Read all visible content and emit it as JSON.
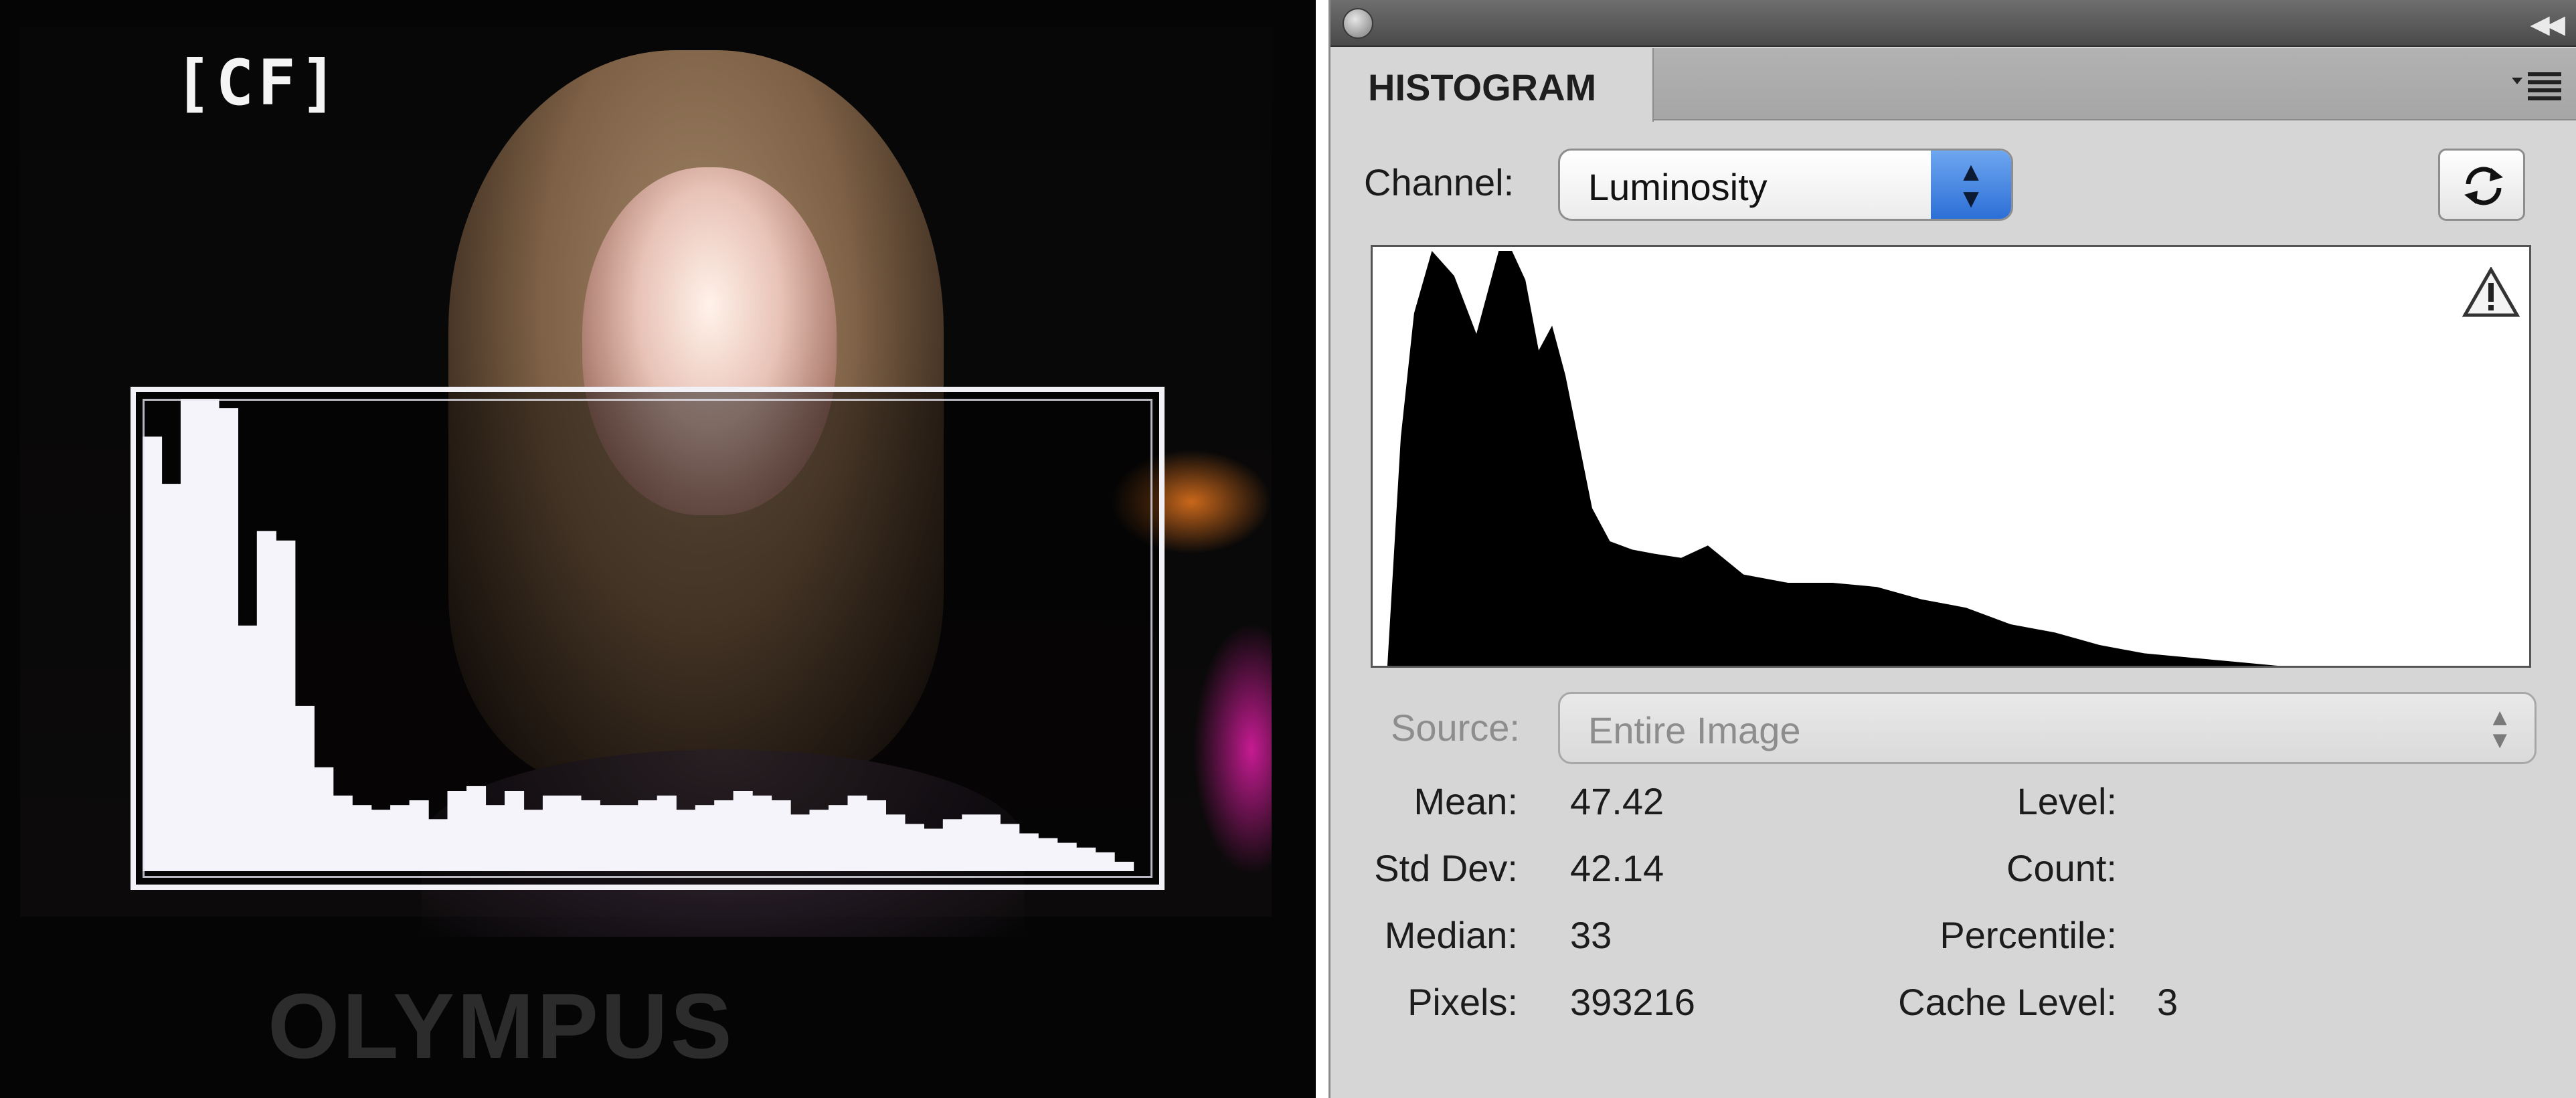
{
  "camera": {
    "card_label": "[CF]",
    "brand": "OLYMPUS"
  },
  "panel": {
    "tab_label": "HISTOGRAM",
    "channel": {
      "label": "Channel:",
      "value": "Luminosity"
    },
    "source": {
      "label": "Source:",
      "value": "Entire Image"
    },
    "stats": {
      "mean": {
        "label": "Mean:",
        "value": "47.42"
      },
      "stddev": {
        "label": "Std Dev:",
        "value": "42.14"
      },
      "median": {
        "label": "Median:",
        "value": "33"
      },
      "pixels": {
        "label": "Pixels:",
        "value": "393216"
      },
      "level": {
        "label": "Level:",
        "value": ""
      },
      "count": {
        "label": "Count:",
        "value": ""
      },
      "percentile": {
        "label": "Percentile:",
        "value": ""
      },
      "cache_level": {
        "label": "Cache Level:",
        "value": "3"
      }
    },
    "colors": {
      "panel_bg": "#d6d6d6",
      "select_accent": "#2c6fd6",
      "histogram_fill": "#000000"
    }
  },
  "chart_data": [
    {
      "type": "area",
      "title": "",
      "xlabel": "",
      "ylabel": "",
      "grid": false,
      "xlim": [
        0,
        255
      ],
      "ylim": [
        0,
        1
      ],
      "x": [
        0,
        3,
        6,
        10,
        15,
        20,
        25,
        28,
        31,
        34,
        37,
        40,
        43,
        46,
        50,
        55,
        60,
        66,
        72,
        80,
        90,
        100,
        110,
        120,
        130,
        140,
        150,
        160,
        170,
        180,
        190,
        200,
        205,
        210,
        215,
        220,
        230,
        240,
        255
      ],
      "values": [
        0.0,
        0.55,
        0.85,
        1.0,
        0.94,
        0.8,
        1.0,
        1.0,
        0.93,
        0.76,
        0.82,
        0.7,
        0.54,
        0.38,
        0.3,
        0.28,
        0.27,
        0.26,
        0.29,
        0.22,
        0.2,
        0.2,
        0.19,
        0.16,
        0.14,
        0.1,
        0.08,
        0.05,
        0.03,
        0.02,
        0.01,
        0.0,
        0.0,
        0.0,
        0.0,
        0.0,
        0.0,
        0.0,
        0.0
      ]
    },
    {
      "type": "bar",
      "title": "",
      "xlabel": "",
      "ylabel": "",
      "grid": false,
      "xlim": [
        0,
        53
      ],
      "ylim": [
        0,
        1
      ],
      "values": [
        0.92,
        0.82,
        1.0,
        1.0,
        0.98,
        0.52,
        0.72,
        0.7,
        0.35,
        0.22,
        0.16,
        0.14,
        0.13,
        0.14,
        0.15,
        0.11,
        0.17,
        0.18,
        0.14,
        0.17,
        0.13,
        0.16,
        0.16,
        0.15,
        0.14,
        0.14,
        0.15,
        0.16,
        0.13,
        0.14,
        0.15,
        0.17,
        0.16,
        0.15,
        0.12,
        0.13,
        0.14,
        0.16,
        0.15,
        0.12,
        0.1,
        0.09,
        0.11,
        0.12,
        0.12,
        0.1,
        0.08,
        0.07,
        0.06,
        0.05,
        0.04,
        0.02,
        0.0
      ]
    }
  ]
}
################
Repeat the material above in full and exactly, omitting the pictures.

# Exercise response:
Read all visible content and emit it as JSON.
{
  "camera": {
    "card_label": "[CF]",
    "brand": "OLYMPUS"
  },
  "panel": {
    "tab_label": "HISTOGRAM",
    "channel": {
      "label": "Channel:",
      "value": "Luminosity"
    },
    "source": {
      "label": "Source:",
      "value": "Entire Image"
    },
    "stats": {
      "mean": {
        "label": "Mean:",
        "value": "47.42"
      },
      "stddev": {
        "label": "Std Dev:",
        "value": "42.14"
      },
      "median": {
        "label": "Median:",
        "value": "33"
      },
      "pixels": {
        "label": "Pixels:",
        "value": "393216"
      },
      "level": {
        "label": "Level:",
        "value": ""
      },
      "count": {
        "label": "Count:",
        "value": ""
      },
      "percentile": {
        "label": "Percentile:",
        "value": ""
      },
      "cache_level": {
        "label": "Cache Level:",
        "value": "3"
      }
    },
    "colors": {
      "panel_bg": "#d6d6d6",
      "select_accent": "#2c6fd6",
      "histogram_fill": "#000000"
    }
  },
  "chart_data": [
    {
      "type": "area",
      "title": "",
      "xlabel": "",
      "ylabel": "",
      "grid": false,
      "xlim": [
        0,
        255
      ],
      "ylim": [
        0,
        1
      ],
      "x": [
        0,
        3,
        6,
        10,
        15,
        20,
        25,
        28,
        31,
        34,
        37,
        40,
        43,
        46,
        50,
        55,
        60,
        66,
        72,
        80,
        90,
        100,
        110,
        120,
        130,
        140,
        150,
        160,
        170,
        180,
        190,
        200,
        205,
        210,
        215,
        220,
        230,
        240,
        255
      ],
      "values": [
        0.0,
        0.55,
        0.85,
        1.0,
        0.94,
        0.8,
        1.0,
        1.0,
        0.93,
        0.76,
        0.82,
        0.7,
        0.54,
        0.38,
        0.3,
        0.28,
        0.27,
        0.26,
        0.29,
        0.22,
        0.2,
        0.2,
        0.19,
        0.16,
        0.14,
        0.1,
        0.08,
        0.05,
        0.03,
        0.02,
        0.01,
        0.0,
        0.0,
        0.0,
        0.0,
        0.0,
        0.0,
        0.0,
        0.0
      ]
    },
    {
      "type": "bar",
      "title": "",
      "xlabel": "",
      "ylabel": "",
      "grid": false,
      "xlim": [
        0,
        53
      ],
      "ylim": [
        0,
        1
      ],
      "values": [
        0.92,
        0.82,
        1.0,
        1.0,
        0.98,
        0.52,
        0.72,
        0.7,
        0.35,
        0.22,
        0.16,
        0.14,
        0.13,
        0.14,
        0.15,
        0.11,
        0.17,
        0.18,
        0.14,
        0.17,
        0.13,
        0.16,
        0.16,
        0.15,
        0.14,
        0.14,
        0.15,
        0.16,
        0.13,
        0.14,
        0.15,
        0.17,
        0.16,
        0.15,
        0.12,
        0.13,
        0.14,
        0.16,
        0.15,
        0.12,
        0.1,
        0.09,
        0.11,
        0.12,
        0.12,
        0.1,
        0.08,
        0.07,
        0.06,
        0.05,
        0.04,
        0.02,
        0.0
      ]
    }
  ]
}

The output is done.